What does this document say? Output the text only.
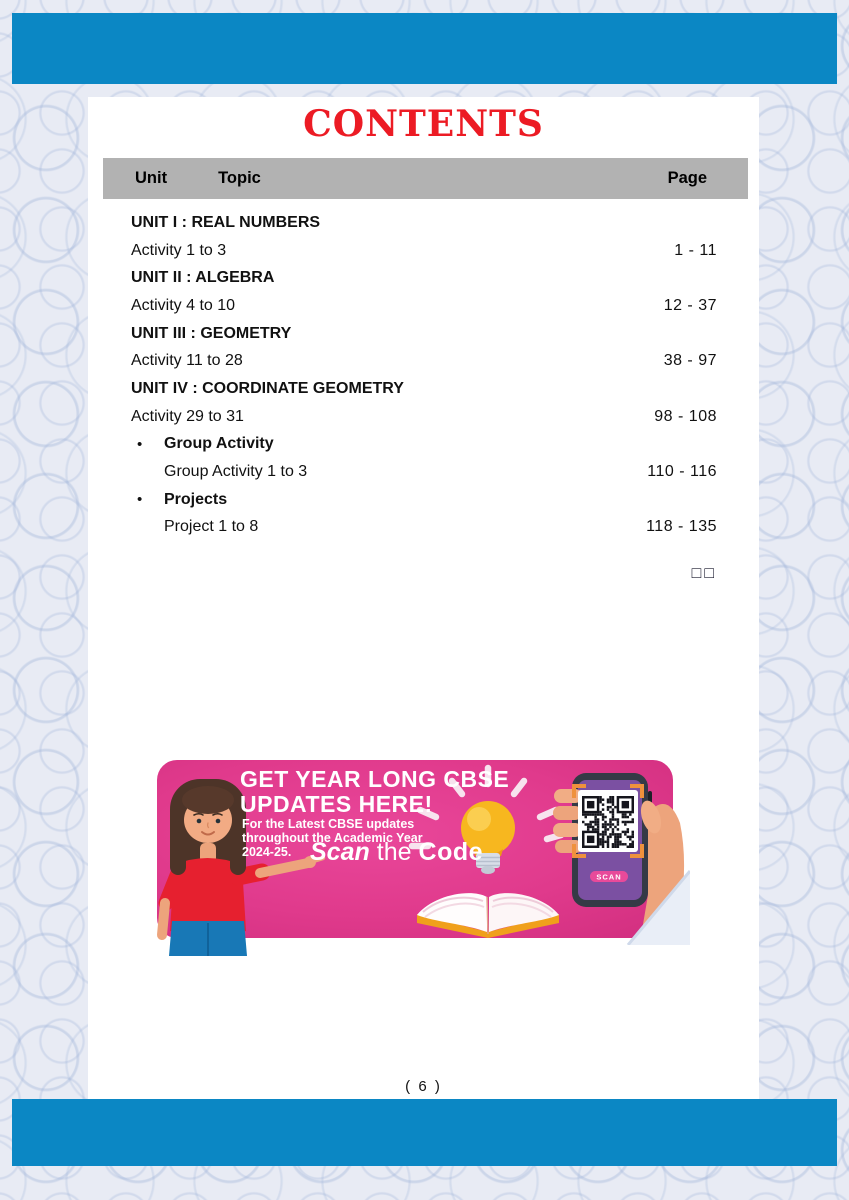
CONTENTS
Unit	Topic	Page
UNIT I : REAL NUMBERS
Activity 1 to 3	1 - 11
UNIT II : ALGEBRA
Activity 4 to 10	12 - 37
UNIT III : GEOMETRY
Activity 11 to 28	38 - 97
UNIT IV : COORDINATE GEOMETRY
Activity 29 to 31	98 - 108
•	Group Activity
Group Activity 1 to 3	110 - 116
•	Projects
Project 1 to 8	118 - 135
□□
SCAN
GET YEAR LONG CBSE
UPDATES HERE!
For the Latest CBSE updates
throughout the Academic Year
2024-25. Scan the Code
( 6 )
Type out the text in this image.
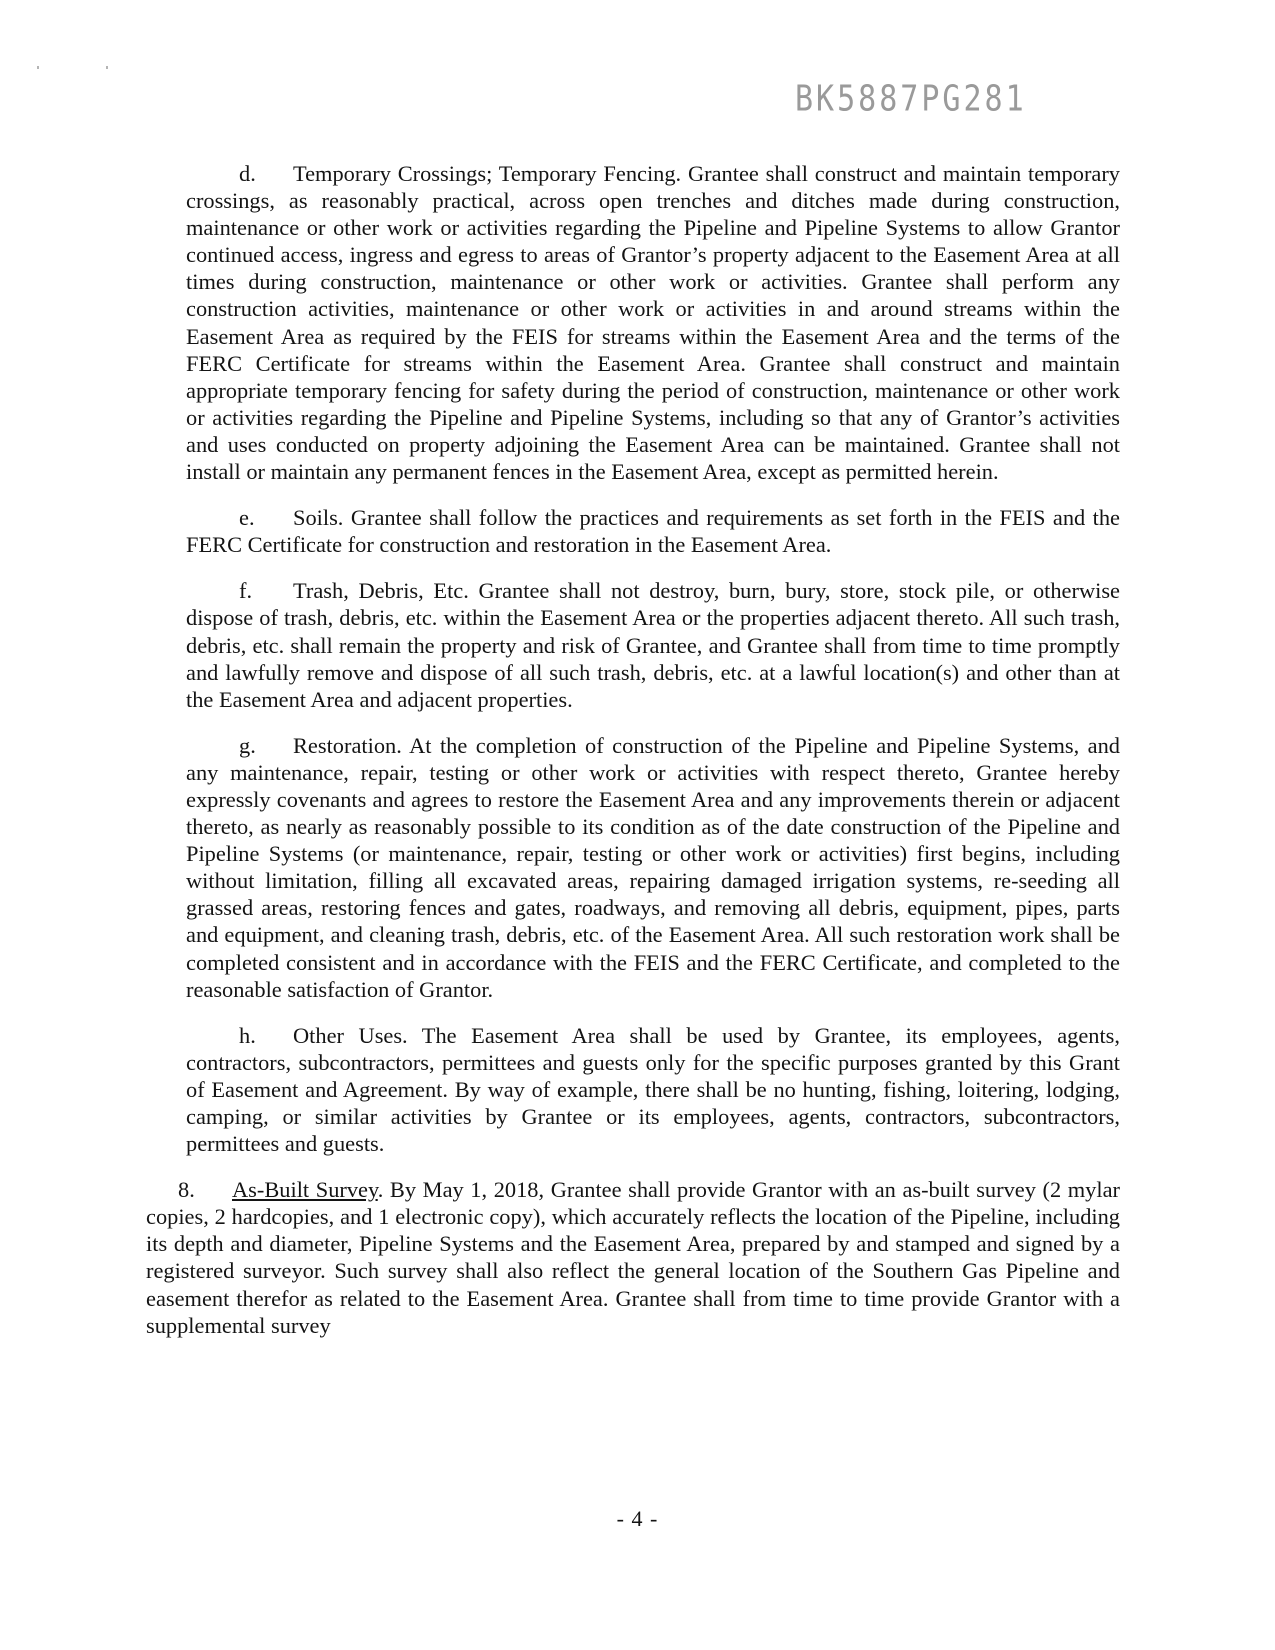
BK5887PG281

d. Temporary Crossings; Temporary Fencing. Grantee shall construct and maintain temporary crossings, as reasonably practical, across open trenches and ditches made during construction, maintenance or other work or activities regarding the Pipeline and Pipeline Systems to allow Grantor continued access, ingress and egress to areas of Grantor’s property adjacent to the Easement Area at all times during construction, maintenance or other work or activities. Grantee shall perform any construction activities, maintenance or other work or activities in and around streams within the Easement Area as required by the FEIS for streams within the Easement Area and the terms of the FERC Certificate for streams within the Easement Area. Grantee shall construct and maintain appropriate temporary fencing for safety during the period of construction, maintenance or other work or activities regarding the Pipeline and Pipeline Systems, including so that any of Grantor’s activities and uses conducted on property adjoining the Easement Area can be maintained. Grantee shall not install or maintain any permanent fences in the Easement Area, except as permitted herein.

e. Soils. Grantee shall follow the practices and requirements as set forth in the FEIS and the FERC Certificate for construction and restoration in the Easement Area.

f. Trash, Debris, Etc. Grantee shall not destroy, burn, bury, store, stock pile, or otherwise dispose of trash, debris, etc. within the Easement Area or the properties adjacent thereto. All such trash, debris, etc. shall remain the property and risk of Grantee, and Grantee shall from time to time promptly and lawfully remove and dispose of all such trash, debris, etc. at a lawful location(s) and other than at the Easement Area and adjacent properties.

g. Restoration. At the completion of construction of the Pipeline and Pipeline Systems, and any maintenance, repair, testing or other work or activities with respect thereto, Grantee hereby expressly covenants and agrees to restore the Easement Area and any improvements therein or adjacent thereto, as nearly as reasonably possible to its condition as of the date construction of the Pipeline and Pipeline Systems (or maintenance, repair, testing or other work or activities) first begins, including without limitation, filling all excavated areas, repairing damaged irrigation systems, re-seeding all grassed areas, restoring fences and gates, roadways, and removing all debris, equipment, pipes, parts and equipment, and cleaning trash, debris, etc. of the Easement Area. All such restoration work shall be completed consistent and in accordance with the FEIS and the FERC Certificate, and completed to the reasonable satisfaction of Grantor.

h. Other Uses. The Easement Area shall be used by Grantee, its employees, agents, contractors, subcontractors, permittees and guests only for the specific purposes granted by this Grant of Easement and Agreement. By way of example, there shall be no hunting, fishing, loitering, lodging, camping, or similar activities by Grantee or its employees, agents, contractors, subcontractors, permittees and guests.

8. As-Built Survey. By May 1, 2018, Grantee shall provide Grantor with an as-built survey (2 mylar copies, 2 hardcopies, and 1 electronic copy), which accurately reflects the location of the Pipeline, including its depth and diameter, Pipeline Systems and the Easement Area, prepared by and stamped and signed by a registered surveyor. Such survey shall also reflect the general location of the Southern Gas Pipeline and easement therefor as related to the Easement Area. Grantee shall from time to time provide Grantor with a supplemental survey

- 4 -
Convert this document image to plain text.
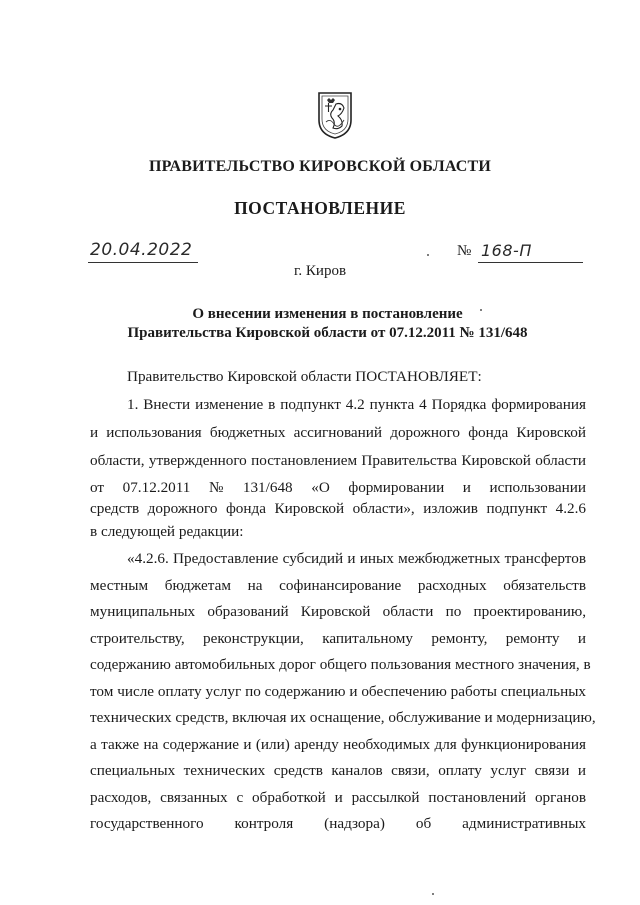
ПРАВИТЕЛЬСТВО КИРОВСКОЙ ОБЛАСТИ
ПОСТАНОВЛЕНИЕ
20.04.2022	№ 168-П
г. Киров
О внесении изменения в постановление
Правительства Кировской области от 07.12.2011 № 131/648
Правительство Кировской области ПОСТАНОВЛЯЕТ:
1. Внести изменение в подпункт 4.2 пункта 4 Порядка формирования
и использования бюджетных ассигнований дорожного фонда Кировской
области, утвержденного постановлением Правительства Кировской области
от 07.12.2011 № 131/648 «О формировании и использовании
средств дорожного фонда Кировской области», изложив подпункт 4.2.6
в следующей редакции:
«4.2.6. Предоставление субсидий и иных межбюджетных трансфертов
местным бюджетам на софинансирование расходных обязательств
муниципальных образований Кировской области по проектированию,
строительству, реконструкции, капитальному ремонту, ремонту и
содержанию автомобильных дорог общего пользования местного значения, в
том числе оплату услуг по содержанию и обеспечению работы специальных
технических средств, включая их оснащение, обслуживание и модернизацию,
а также на содержание и (или) аренду необходимых для функционирования
специальных технических средств каналов связи, оплату услуг связи и
расходов, связанных с обработкой и рассылкой постановлений органов
государственного контроля (надзора) об административных
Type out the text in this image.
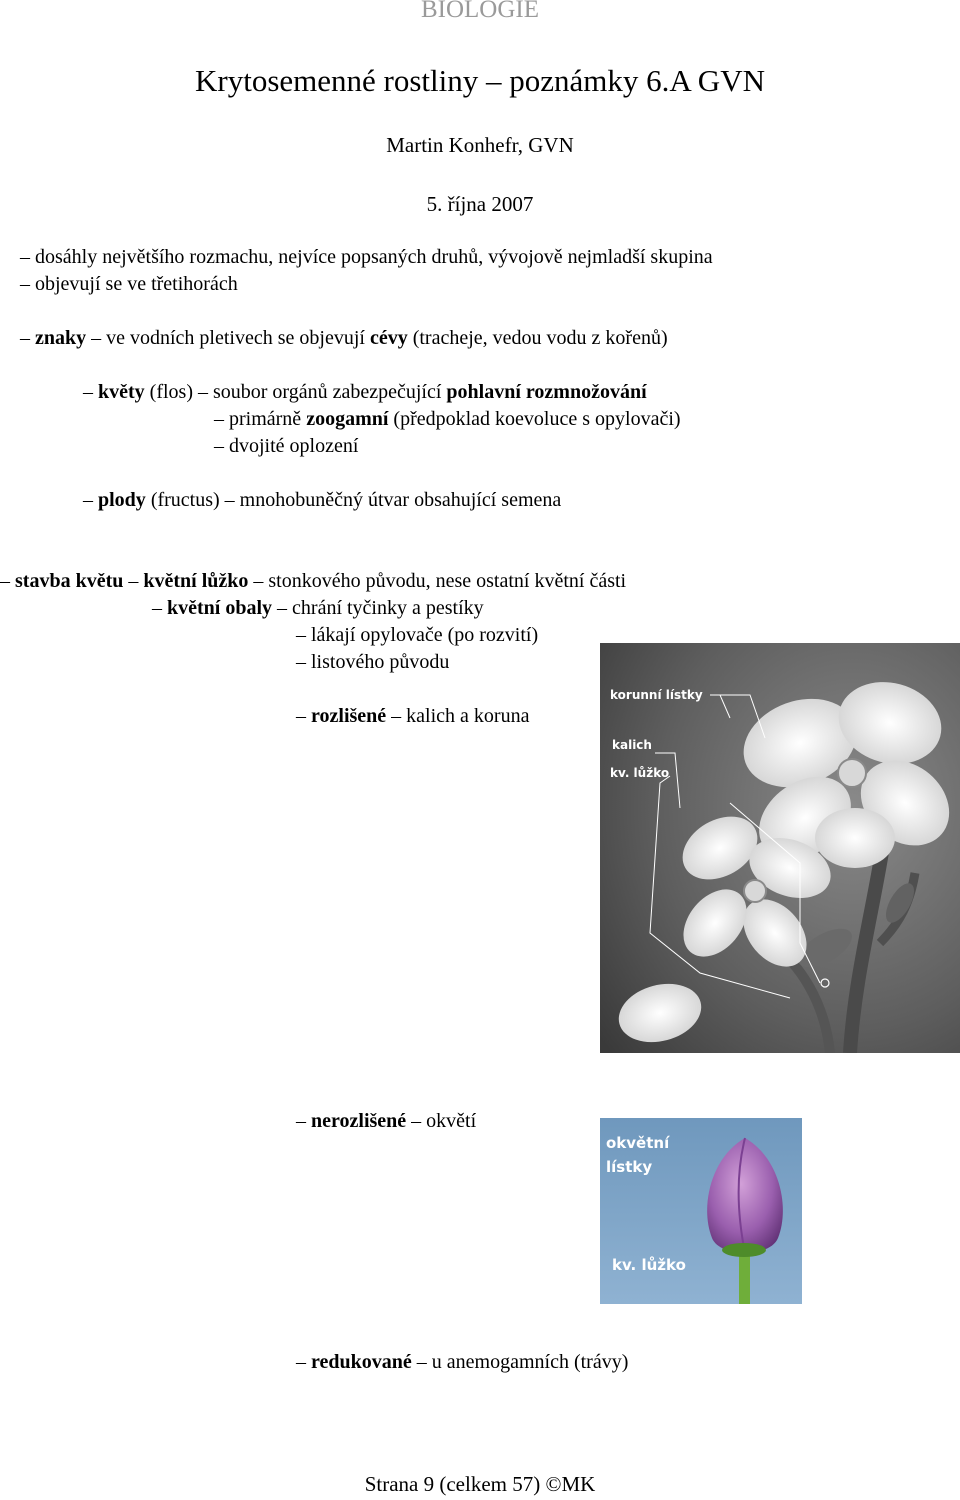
BIOLOGIE
Krytosemenné rostliny – poznámky 6.A GVN
Martin Konhefr, GVN
5. října 2007
– dosáhly největšího rozmachu, nejvíce popsaných druhů, vývojově nejmladší skupina
– objevují se ve třetihorách
– znaky – ve vodních pletivech se objevují cévy (tracheje, vedou vodu z kořenů)
– květy (flos) – soubor orgánů zabezpečující pohlavní rozmnožování
– primárně zoogamní (předpoklad koevoluce s opylovači)
– dvojité oplození
– plody (fructus) – mnohobuněčný útvar obsahující semena
– stavba květu – květní lůžko – stonkového původu, nese ostatní květní části
– květní obaly – chrání tyčinky a pestíky
– lákají opylovače (po rozvití)
– listového původu
– rozlišené – kalich a koruna
korunní lístky
kalich
kv. lůžko
– nerozlišené – okvětí
okvětní
lístky
kv. lůžko
– redukované – u anemogamních (trávy)
Strana 9 (celkem 57) ©MK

WORK TO COMPLETE:
Go through the listing above and pull out each line containing the word "only".

OUTPUT OF THE EXERCISE:
What does this document say? Output the text only.
h. Other Uses. The Easement Area shall be used by Grantee, its employees, agents, contractors, subcontractors, permittees and guests only for the specific purposes granted by this Grant of Easement and Agreement. By way of example, there shall be no hunting, fishing, loitering, lodging, camping, or similar activities by Grantee or its employees, agents, contractors, subcontractors, permittees and guests.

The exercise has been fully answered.